Set task -
Return the data exactly, with all pictures removed.

Items -
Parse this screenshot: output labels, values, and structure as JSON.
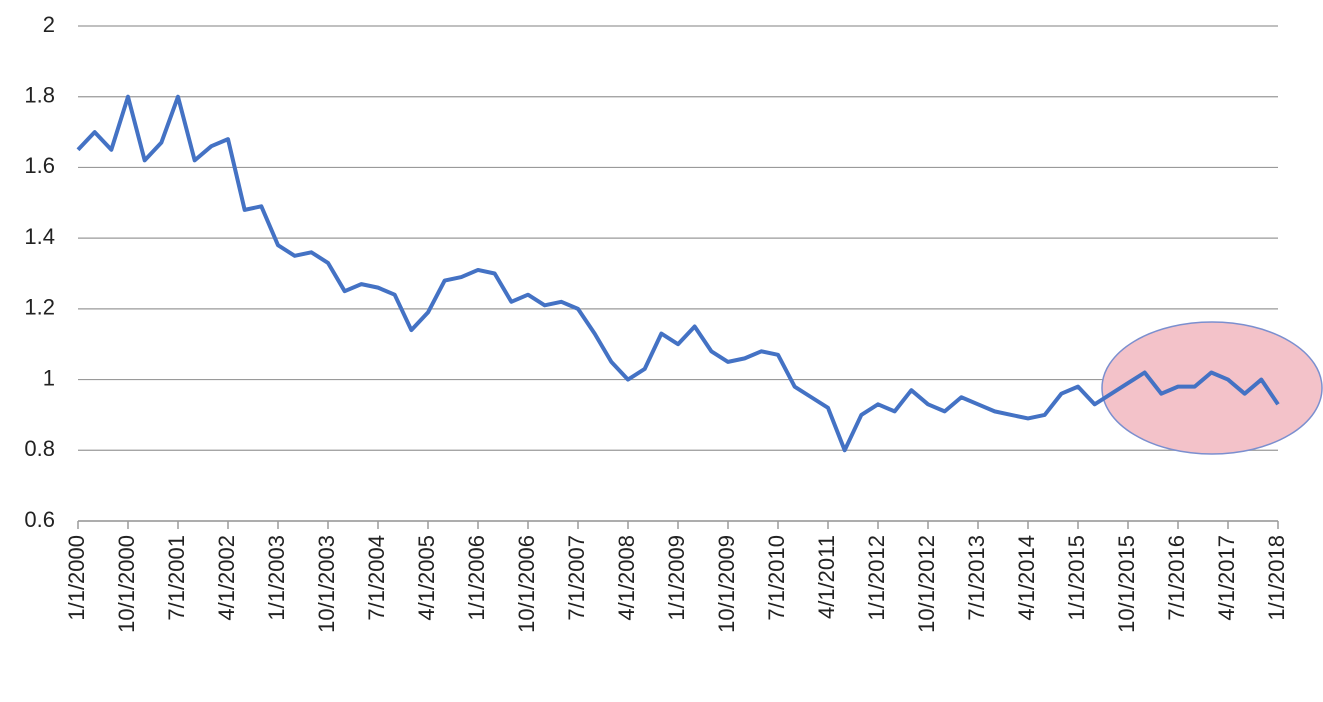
{
  "chart_data": {
    "type": "line",
    "categories": [
      "1/1/2000",
      null,
      null,
      "10/1/2000",
      null,
      null,
      "7/1/2001",
      null,
      null,
      "4/1/2002",
      null,
      null,
      "1/1/2003",
      null,
      null,
      "10/1/2003",
      null,
      null,
      "7/1/2004",
      null,
      null,
      "4/1/2005",
      null,
      null,
      "1/1/2006",
      null,
      null,
      "10/1/2006",
      null,
      null,
      "7/1/2007",
      null,
      null,
      "4/1/2008",
      null,
      null,
      "1/1/2009",
      null,
      null,
      "10/1/2009",
      null,
      null,
      "7/1/2010",
      null,
      null,
      "4/1/2011",
      null,
      null,
      "1/1/2012",
      null,
      null,
      "10/1/2012",
      null,
      null,
      "7/1/2013",
      null,
      null,
      "4/1/2014",
      null,
      null,
      "1/1/2015",
      null,
      null,
      "10/1/2015",
      null,
      null,
      "7/1/2016",
      null,
      null,
      "4/1/2017",
      null,
      null,
      "1/1/2018"
    ],
    "values": [
      1.65,
      1.7,
      1.65,
      1.8,
      1.62,
      1.67,
      1.8,
      1.62,
      1.66,
      1.68,
      1.48,
      1.49,
      1.38,
      1.35,
      1.36,
      1.33,
      1.25,
      1.27,
      1.26,
      1.24,
      1.14,
      1.19,
      1.28,
      1.29,
      1.31,
      1.3,
      1.22,
      1.24,
      1.21,
      1.22,
      1.2,
      1.13,
      1.05,
      1.0,
      1.03,
      1.13,
      1.1,
      1.15,
      1.08,
      1.05,
      1.06,
      1.08,
      1.07,
      0.98,
      0.95,
      0.92,
      0.8,
      0.9,
      0.93,
      0.91,
      0.97,
      0.93,
      0.91,
      0.95,
      0.93,
      0.91,
      0.9,
      0.89,
      0.9,
      0.96,
      0.98,
      0.93,
      0.96,
      0.99,
      1.02,
      0.96,
      0.98,
      0.98,
      1.02,
      1.0,
      0.96,
      1.0,
      0.93
    ],
    "color": "#4472c4",
    "ylim": [
      0.6,
      2
    ],
    "yticks": [
      0.6,
      0.8,
      1,
      1.2,
      1.4,
      1.6,
      1.8,
      2
    ],
    "grid": true
  }
}
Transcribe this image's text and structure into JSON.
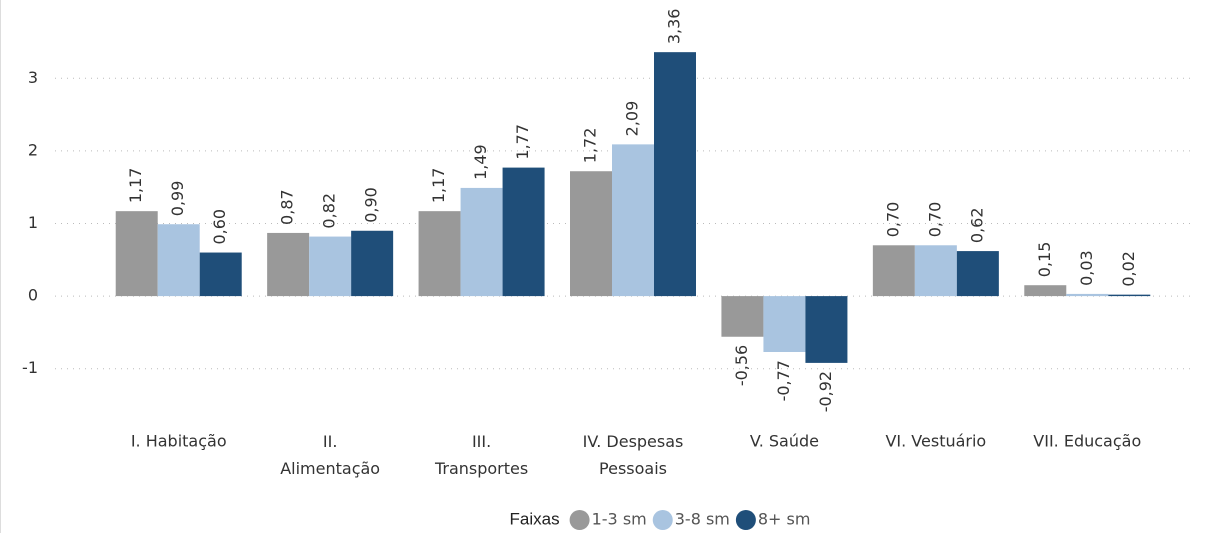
{
  "chart_data": {
    "type": "bar",
    "categories": [
      "I. Habitação",
      "II.\nAlimentação",
      "III.\nTransportes",
      "IV. Despesas\nPessoais",
      "V. Saúde",
      "VI. Vestuário",
      "VII. Educação"
    ],
    "series": [
      {
        "name": "1-3 sm",
        "color": "#999999",
        "values": [
          1.17,
          0.87,
          1.17,
          1.72,
          -0.56,
          0.7,
          0.15
        ],
        "value_labels": [
          "1,17",
          "0,87",
          "1,17",
          "1,72",
          "-0,56",
          "0,70",
          "0,15"
        ]
      },
      {
        "name": "3-8 sm",
        "color": "#a9c4e0",
        "values": [
          0.99,
          0.82,
          1.49,
          2.09,
          -0.77,
          0.7,
          0.03
        ],
        "value_labels": [
          "0,99",
          "0,82",
          "1,49",
          "2,09",
          "-0,77",
          "0,70",
          "0,03"
        ]
      },
      {
        "name": "8+ sm",
        "color": "#1f4e79",
        "values": [
          0.6,
          0.9,
          1.77,
          3.36,
          -0.92,
          0.62,
          0.02
        ],
        "value_labels": [
          "0,60",
          "0,90",
          "1,77",
          "3,36",
          "-0,92",
          "0,62",
          "0,02"
        ]
      }
    ],
    "legend_title": "Faixas",
    "ylim": [
      -1.5,
      3.5
    ],
    "yticks": [
      -1,
      0,
      1,
      2,
      3
    ],
    "grid": true,
    "legend": "bottom"
  }
}
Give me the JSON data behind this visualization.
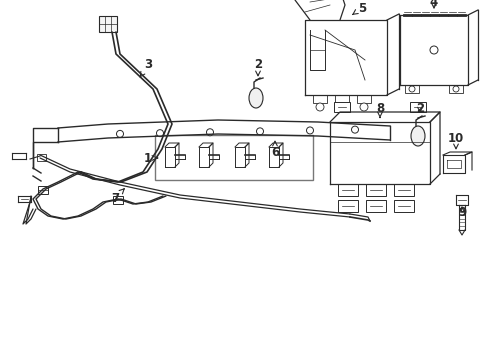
{
  "bg_color": "#ffffff",
  "line_color": "#2a2a2a",
  "fig_width": 4.9,
  "fig_height": 3.6,
  "dpi": 100
}
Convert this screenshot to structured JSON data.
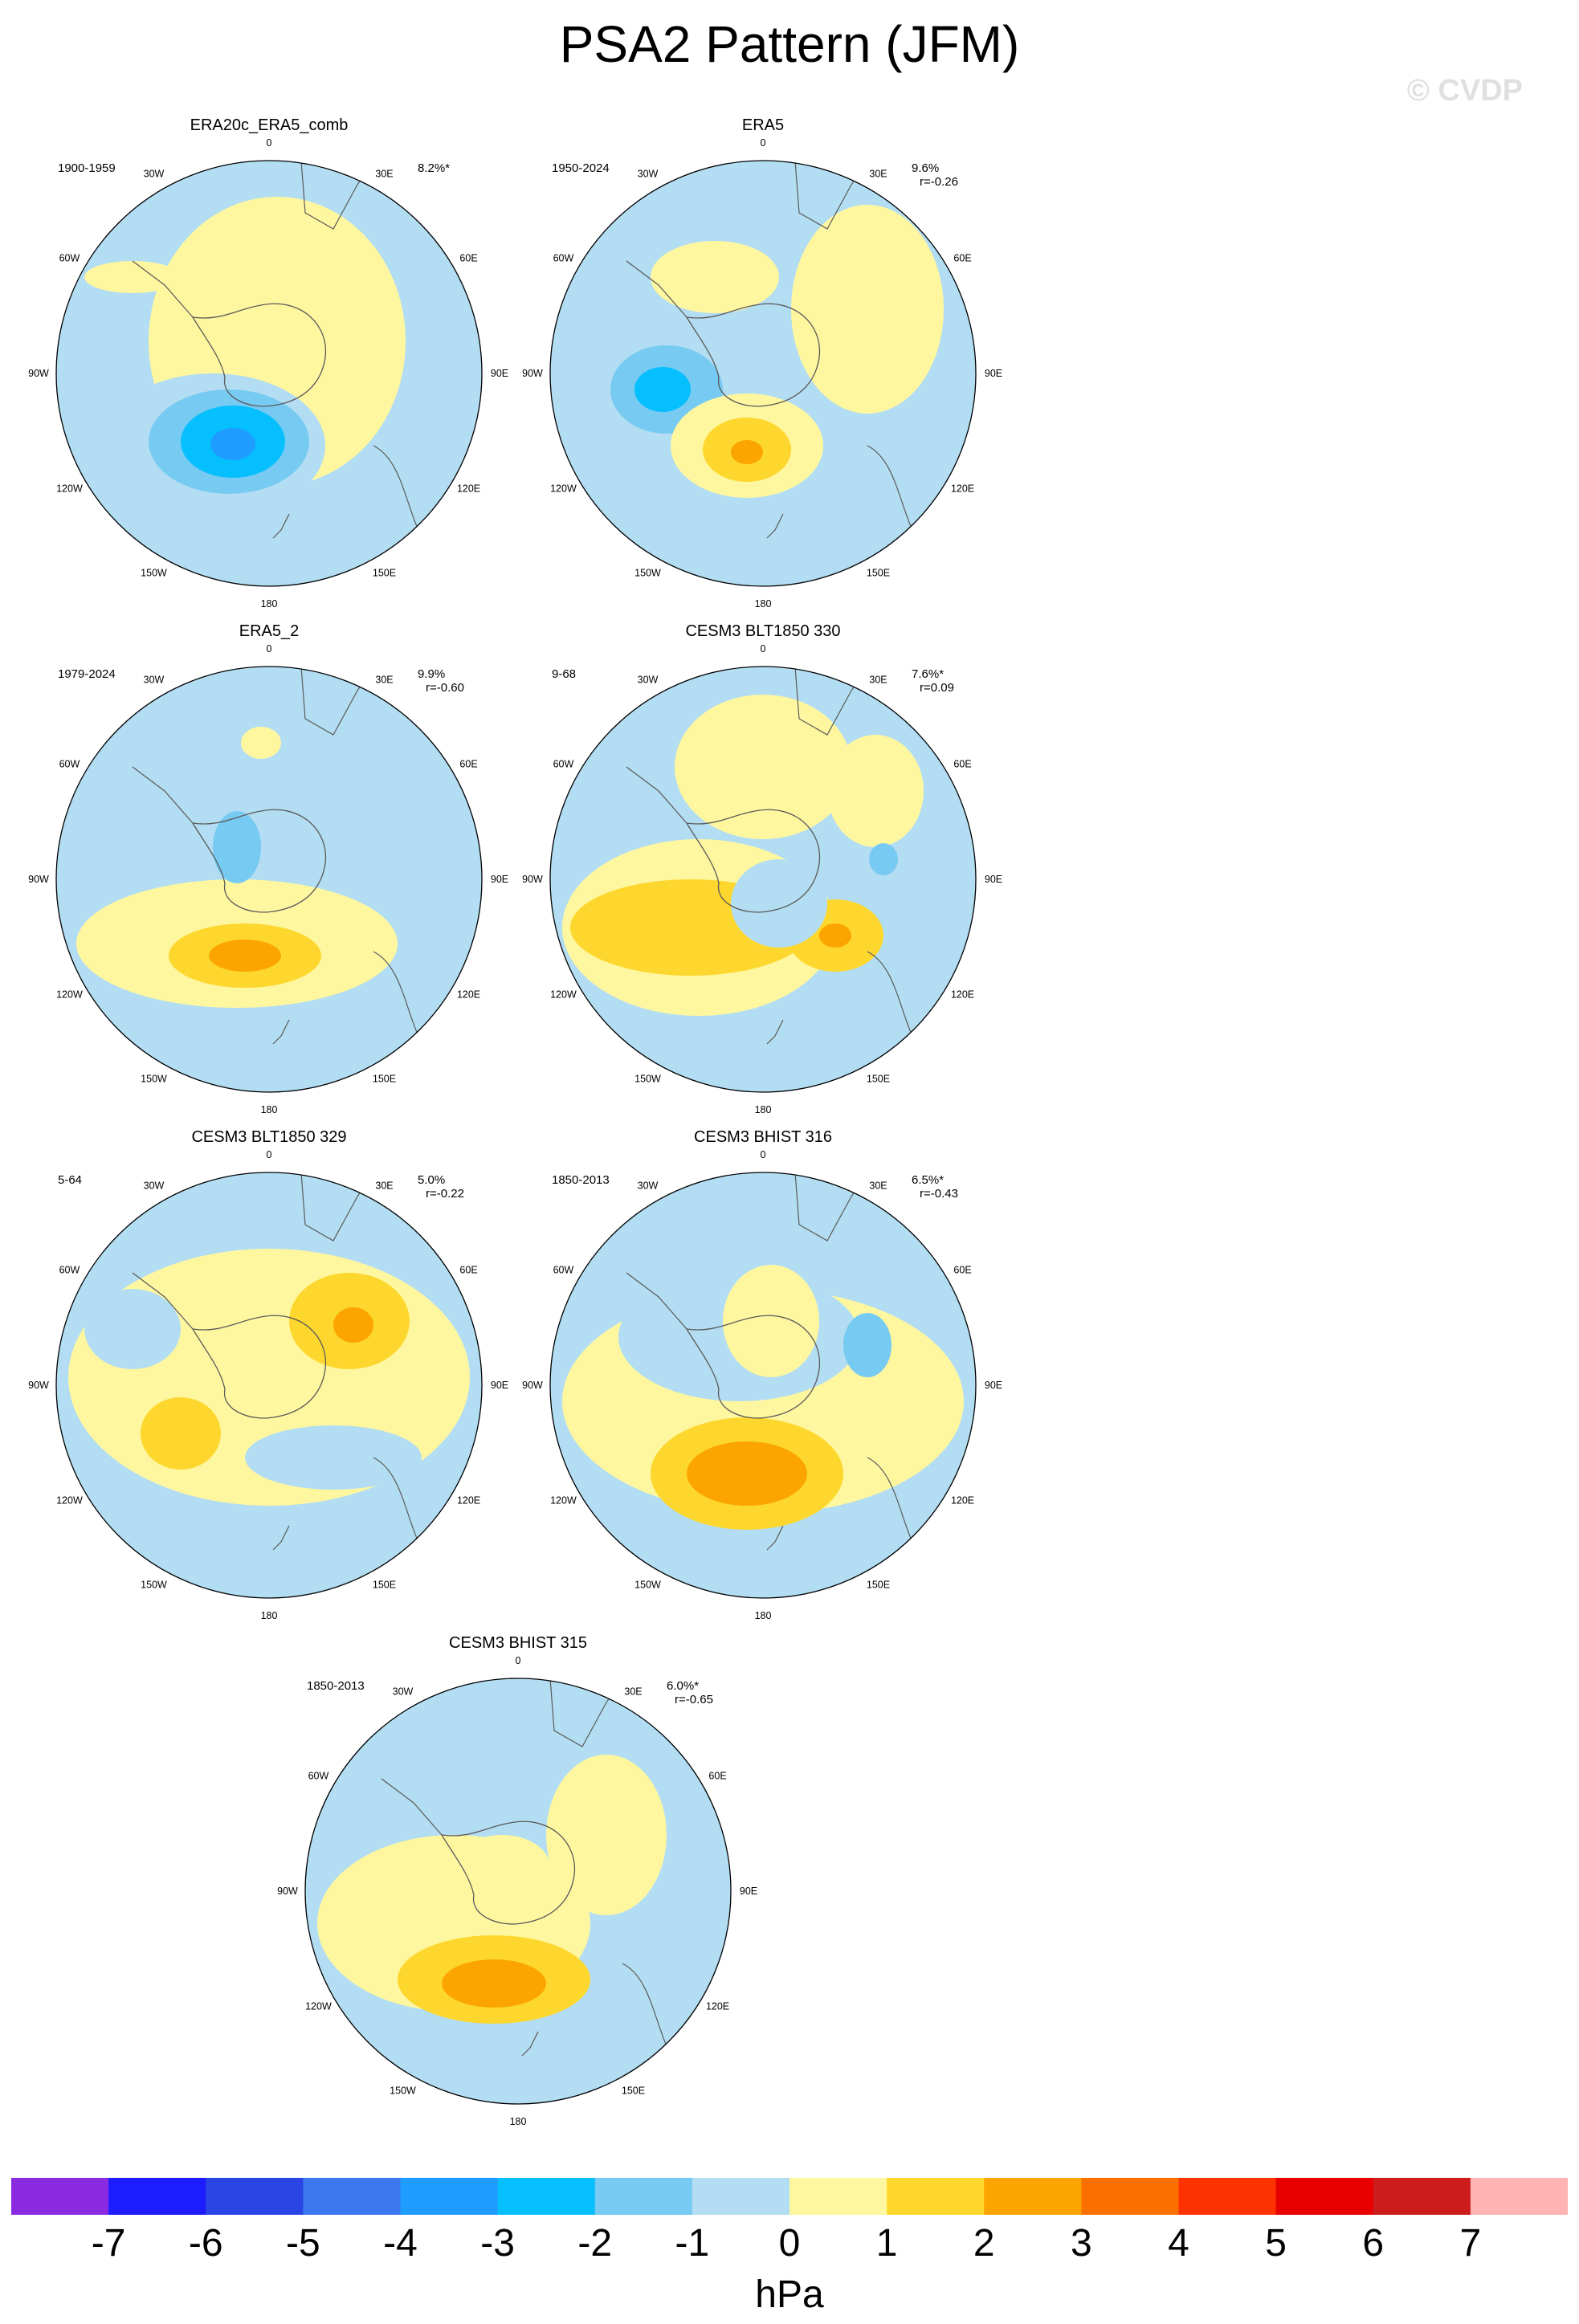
{
  "title": "PSA2 Pattern (JFM)",
  "credit": "© CVDP",
  "colors": {
    "ocean_neg1": "#b3ddf2",
    "land_border": "#5a5a5a"
  },
  "lon_labels": [
    "0",
    "30E",
    "60E",
    "90E",
    "120E",
    "150E",
    "180",
    "150W",
    "120W",
    "90W",
    "60W",
    "30W"
  ],
  "panels": [
    {
      "name": "ERA20c_ERA5_comb",
      "period": "1900-1959",
      "pct": "8.2%*",
      "r": ""
    },
    {
      "name": "ERA5",
      "period": "1950-2024",
      "pct": "9.6%",
      "r": "r=-0.26"
    },
    {
      "name": "ERA5_2",
      "period": "1979-2024",
      "pct": "9.9%",
      "r": "r=-0.60"
    },
    {
      "name": "CESM3 BLT1850 330",
      "period": "9-68",
      "pct": "7.6%*",
      "r": "r=0.09"
    },
    {
      "name": "CESM3 BLT1850 329",
      "period": "5-64",
      "pct": "5.0%",
      "r": "r=-0.22"
    },
    {
      "name": "CESM3 BHIST 316",
      "period": "1850-2013",
      "pct": "6.5%*",
      "r": "r=-0.43"
    },
    {
      "name": "CESM3 BHIST 315",
      "period": "1850-2013",
      "pct": "6.0%*",
      "r": "r=-0.65"
    }
  ],
  "colorbar": {
    "unit": "hPa",
    "labels": [
      "-7",
      "-6",
      "-5",
      "-4",
      "-3",
      "-2",
      "-1",
      "0",
      "1",
      "2",
      "3",
      "4",
      "5",
      "6",
      "7"
    ],
    "colors": [
      "#8a2be2",
      "#1c1cff",
      "#2a44e6",
      "#3b78ee",
      "#1f9cff",
      "#06bfff",
      "#77caf2",
      "#b3ddf2",
      "#fff7a0",
      "#fdd72d",
      "#fca400",
      "#fc7000",
      "#fc3200",
      "#e80000",
      "#cc1c1c",
      "#ffb3b3"
    ]
  }
}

Task response -
Parse this screenshot: output labels, values, and structure as JSON.
{
  "chart_data": {
    "type": "line",
    "categories": [
      "1/1/2000",
      null,
      null,
      "10/1/2000",
      null,
      null,
      "7/1/2001",
      null,
      null,
      "4/1/2002",
      null,
      null,
      "1/1/2003",
      null,
      null,
      "10/1/2003",
      null,
      null,
      "7/1/2004",
      null,
      null,
      "4/1/2005",
      null,
      null,
      "1/1/2006",
      null,
      null,
      "10/1/2006",
      null,
      null,
      "7/1/2007",
      null,
      null,
      "4/1/2008",
      null,
      null,
      "1/1/2009",
      null,
      null,
      "10/1/2009",
      null,
      null,
      "7/1/2010",
      null,
      null,
      "4/1/2011",
      null,
      null,
      "1/1/2012",
      null,
      null,
      "10/1/2012",
      null,
      null,
      "7/1/2013",
      null,
      null,
      "4/1/2014",
      null,
      null,
      "1/1/2015",
      null,
      null,
      "10/1/2015",
      null,
      null,
      "7/1/2016",
      null,
      null,
      "4/1/2017",
      null,
      null,
      "1/1/2018"
    ],
    "values": [
      1.65,
      1.7,
      1.65,
      1.8,
      1.62,
      1.67,
      1.8,
      1.62,
      1.66,
      1.68,
      1.48,
      1.49,
      1.38,
      1.35,
      1.36,
      1.33,
      1.25,
      1.27,
      1.26,
      1.24,
      1.14,
      1.19,
      1.28,
      1.29,
      1.31,
      1.3,
      1.22,
      1.24,
      1.21,
      1.22,
      1.2,
      1.13,
      1.05,
      1.0,
      1.03,
      1.13,
      1.1,
      1.15,
      1.08,
      1.05,
      1.06,
      1.08,
      1.07,
      0.98,
      0.95,
      0.92,
      0.8,
      0.9,
      0.93,
      0.91,
      0.97,
      0.93,
      0.91,
      0.95,
      0.93,
      0.91,
      0.9,
      0.89,
      0.9,
      0.96,
      0.98,
      0.93,
      0.96,
      0.99,
      1.02,
      0.96,
      0.98,
      0.98,
      1.02,
      1.0,
      0.96,
      1.0,
      0.93
    ],
    "color": "#4472c4",
    "ylim": [
      0.6,
      2
    ],
    "yticks": [
      0.6,
      0.8,
      1,
      1.2,
      1.4,
      1.6,
      1.8,
      2
    ],
    "grid": true
  }
}
Transcribe this image's text and structure into JSON.
{
  "chart_data": {
    "type": "bar",
    "categories": [
      "I. Habitação",
      "II.\nAlimentação",
      "III.\nTransportes",
      "IV. Despesas\nPessoais",
      "V. Saúde",
      "VI. Vestuário",
      "VII. Educação"
    ],
    "series": [
      {
        "name": "1-3 sm",
        "color": "#999999",
        "values": [
          1.17,
          0.87,
          1.17,
          1.72,
          -0.56,
          0.7,
          0.15
        ],
        "value_labels": [
          "1,17",
          "0,87",
          "1,17",
          "1,72",
          "-0,56",
          "0,70",
          "0,15"
        ]
      },
      {
        "name": "3-8 sm",
        "color": "#a9c4e0",
        "values": [
          0.99,
          0.82,
          1.49,
          2.09,
          -0.77,
          0.7,
          0.03
        ],
        "value_labels": [
          "0,99",
          "0,82",
          "1,49",
          "2,09",
          "-0,77",
          "0,70",
          "0,03"
        ]
      },
      {
        "name": "8+ sm",
        "color": "#1f4e79",
        "values": [
          0.6,
          0.9,
          1.77,
          3.36,
          -0.92,
          0.62,
          0.02
        ],
        "value_labels": [
          "0,60",
          "0,90",
          "1,77",
          "3,36",
          "-0,92",
          "0,62",
          "0,02"
        ]
      }
    ],
    "legend_title": "Faixas",
    "ylim": [
      -1.5,
      3.5
    ],
    "yticks": [
      -1,
      0,
      1,
      2,
      3
    ],
    "grid": true,
    "legend": "bottom"
  }
}
Give me the JSON data behind this visualization.
{
  "bg_color": "#ffffff",
  "line_color": "#2a2a2a",
  "fig_width": 4.9,
  "fig_height": 3.6,
  "dpi": 100
}
Convert this screenshot to structured JSON data.
{
  "title": "PSA2 Pattern (JFM)",
  "credit": "© CVDP",
  "colors": {
    "ocean_neg1": "#b3ddf2",
    "land_border": "#5a5a5a"
  },
  "lon_labels": [
    "0",
    "30E",
    "60E",
    "90E",
    "120E",
    "150E",
    "180",
    "150W",
    "120W",
    "90W",
    "60W",
    "30W"
  ],
  "panels": [
    {
      "name": "ERA20c_ERA5_comb",
      "period": "1900-1959",
      "pct": "8.2%*",
      "r": ""
    },
    {
      "name": "ERA5",
      "period": "1950-2024",
      "pct": "9.6%",
      "r": "r=-0.26"
    },
    {
      "name": "ERA5_2",
      "period": "1979-2024",
      "pct": "9.9%",
      "r": "r=-0.60"
    },
    {
      "name": "CESM3 BLT1850 330",
      "period": "9-68",
      "pct": "7.6%*",
      "r": "r=0.09"
    },
    {
      "name": "CESM3 BLT1850 329",
      "period": "5-64",
      "pct": "5.0%",
      "r": "r=-0.22"
    },
    {
      "name": "CESM3 BHIST 316",
      "period": "1850-2013",
      "pct": "6.5%*",
      "r": "r=-0.43"
    },
    {
      "name": "CESM3 BHIST 315",
      "period": "1850-2013",
      "pct": "6.0%*",
      "r": "r=-0.65"
    }
  ],
  "colorbar": {
    "unit": "hPa",
    "labels": [
      "-7",
      "-6",
      "-5",
      "-4",
      "-3",
      "-2",
      "-1",
      "0",
      "1",
      "2",
      "3",
      "4",
      "5",
      "6",
      "7"
    ],
    "colors": [
      "#8a2be2",
      "#1c1cff",
      "#2a44e6",
      "#3b78ee",
      "#1f9cff",
      "#06bfff",
      "#77caf2",
      "#b3ddf2",
      "#fff7a0",
      "#fdd72d",
      "#fca400",
      "#fc7000",
      "#fc3200",
      "#e80000",
      "#cc1c1c",
      "#ffb3b3"
    ]
  }
}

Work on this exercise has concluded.